### [What this task involves]
Your task is to reproduce the material exactly.

··· Provided entries

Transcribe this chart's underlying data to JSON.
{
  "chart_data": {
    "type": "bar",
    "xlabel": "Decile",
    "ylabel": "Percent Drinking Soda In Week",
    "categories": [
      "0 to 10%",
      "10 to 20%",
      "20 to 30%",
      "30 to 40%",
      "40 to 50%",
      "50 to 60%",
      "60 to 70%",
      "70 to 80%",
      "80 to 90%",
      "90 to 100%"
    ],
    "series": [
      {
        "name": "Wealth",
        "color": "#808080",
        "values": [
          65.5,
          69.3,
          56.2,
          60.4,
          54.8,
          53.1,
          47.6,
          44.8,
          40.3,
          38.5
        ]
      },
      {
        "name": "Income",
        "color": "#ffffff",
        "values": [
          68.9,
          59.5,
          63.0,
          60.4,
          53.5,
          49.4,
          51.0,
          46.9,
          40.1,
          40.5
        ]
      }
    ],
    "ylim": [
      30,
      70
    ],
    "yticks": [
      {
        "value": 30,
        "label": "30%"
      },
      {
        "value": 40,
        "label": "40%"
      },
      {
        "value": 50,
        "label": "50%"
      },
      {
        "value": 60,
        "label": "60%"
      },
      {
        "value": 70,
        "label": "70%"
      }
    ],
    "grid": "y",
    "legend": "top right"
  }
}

······

### [Response]
Transcribe this chart's underlying data to JSON.
{
  "chart_data": {
    "type": "bar",
    "xlabel": "Decile",
    "ylabel": "Percent Drinking Soda In Week",
    "categories": [
      "0 to 10%",
      "10 to 20%",
      "20 to 30%",
      "30 to 40%",
      "40 to 50%",
      "50 to 60%",
      "60 to 70%",
      "70 to 80%",
      "80 to 90%",
      "90 to 100%"
    ],
    "series": [
      {
        "name": "Wealth",
        "color": "#808080",
        "values": [
          65.5,
          69.3,
          56.2,
          60.4,
          54.8,
          53.1,
          47.6,
          44.8,
          40.3,
          38.5
        ]
      },
      {
        "name": "Income",
        "color": "#ffffff",
        "values": [
          68.9,
          59.5,
          63.0,
          60.4,
          53.5,
          49.4,
          51.0,
          46.9,
          40.1,
          40.5
        ]
      }
    ],
    "ylim": [
      30,
      70
    ],
    "yticks": [
      {
        "value": 30,
        "label": "30%"
      },
      {
        "value": 40,
        "label": "40%"
      },
      {
        "value": 50,
        "label": "50%"
      },
      {
        "value": 60,
        "label": "60%"
      },
      {
        "value": 70,
        "label": "70%"
      }
    ],
    "grid": "y",
    "legend": "top right"
  }
}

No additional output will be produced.